Transcribe every entry word for word, leaving out all images.

--- begin WORKING DATA ---

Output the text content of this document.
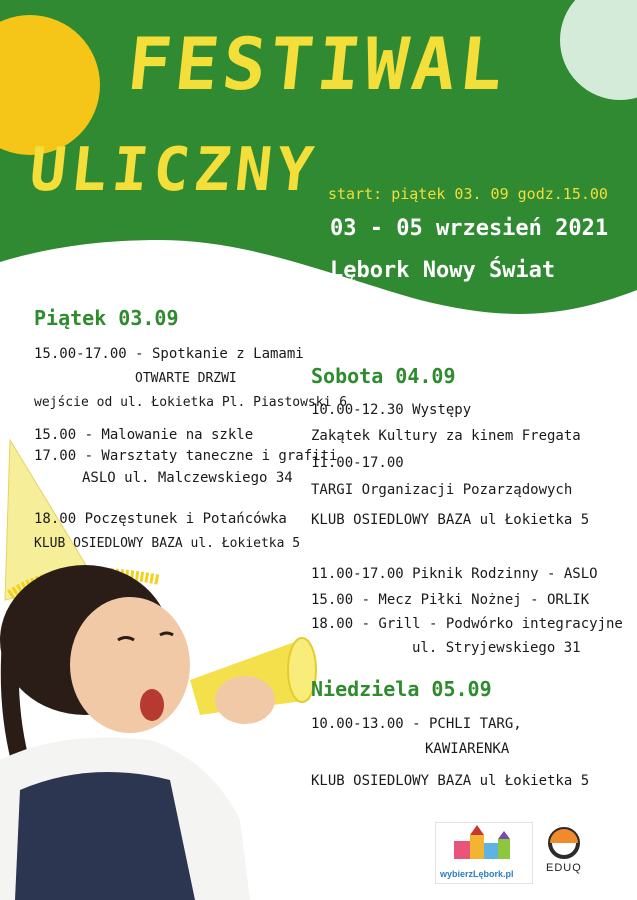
FESTIWAL
ULICZNY start: piątek 03. 09 godz.15.00
03 - 05 wrzesień 2021
Lębork Nowy Świat
Piątek 03.09
15.00-17.00 - Spotkanie z Lamami
OTWARTE DRZWI
wejście od ul. Łokietka Pl. Piastowski 6
15.00 - Malowanie na szkle
17.00 - Warsztaty taneczne i grafiti
ASLO ul. Malczewskiego 34
18.00 Poczęstunek i Potańcówka
KLUB OSIEDLOWY BAZA ul. Łokietka 5
Sobota 04.09
10.00-12.30 Występy
Zakątek Kultury za kinem Fregata
11.00-17.00
TARGI Organizacji Pozarządowych
KLUB OSIEDLOWY BAZA ul Łokietka 5
11.00-17.00 Piknik Rodzinny - ASLO
15.00 - Mecz Piłki Nożnej - ORLIK
18.00 - Grill - Podwórko integracyjne
ul. Stryjewskiego 31
Niedziela 05.09
10.00-13.00 - PCHLI TARG,
KAWIARENKA
KLUB OSIEDLOWY BAZA ul Łokietka 5
wybierzLębork.pl	EDUQ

--- end WORKING DATA ---

▶ [ANSWER BELOW]:
Output the text content of this document.
FESTIWAL
ULICZNY start: piątek 03. 09 godz.15.00
03 - 05 wrzesień 2021
Lębork Nowy Świat
Piątek 03.09
15.00-17.00 - Spotkanie z Lamami
OTWARTE DRZWI
wejście od ul. Łokietka Pl. Piastowski 6
15.00 - Malowanie na szkle
17.00 - Warsztaty taneczne i grafiti
ASLO ul. Malczewskiego 34
18.00 Poczęstunek i Potańcówka
KLUB OSIEDLOWY BAZA ul. Łokietka 5
Sobota 04.09
10.00-12.30 Występy
Zakątek Kultury za kinem Fregata
11.00-17.00
TARGI Organizacji Pozarządowych
KLUB OSIEDLOWY BAZA ul Łokietka 5
11.00-17.00 Piknik Rodzinny - ASLO
15.00 - Mecz Piłki Nożnej - ORLIK
18.00 - Grill - Podwórko integracyjne
ul. Stryjewskiego 31
Niedziela 05.09
10.00-13.00 - PCHLI TARG,
KAWIARENKA
KLUB OSIEDLOWY BAZA ul Łokietka 5
wybierzLębork.pl	EDUQ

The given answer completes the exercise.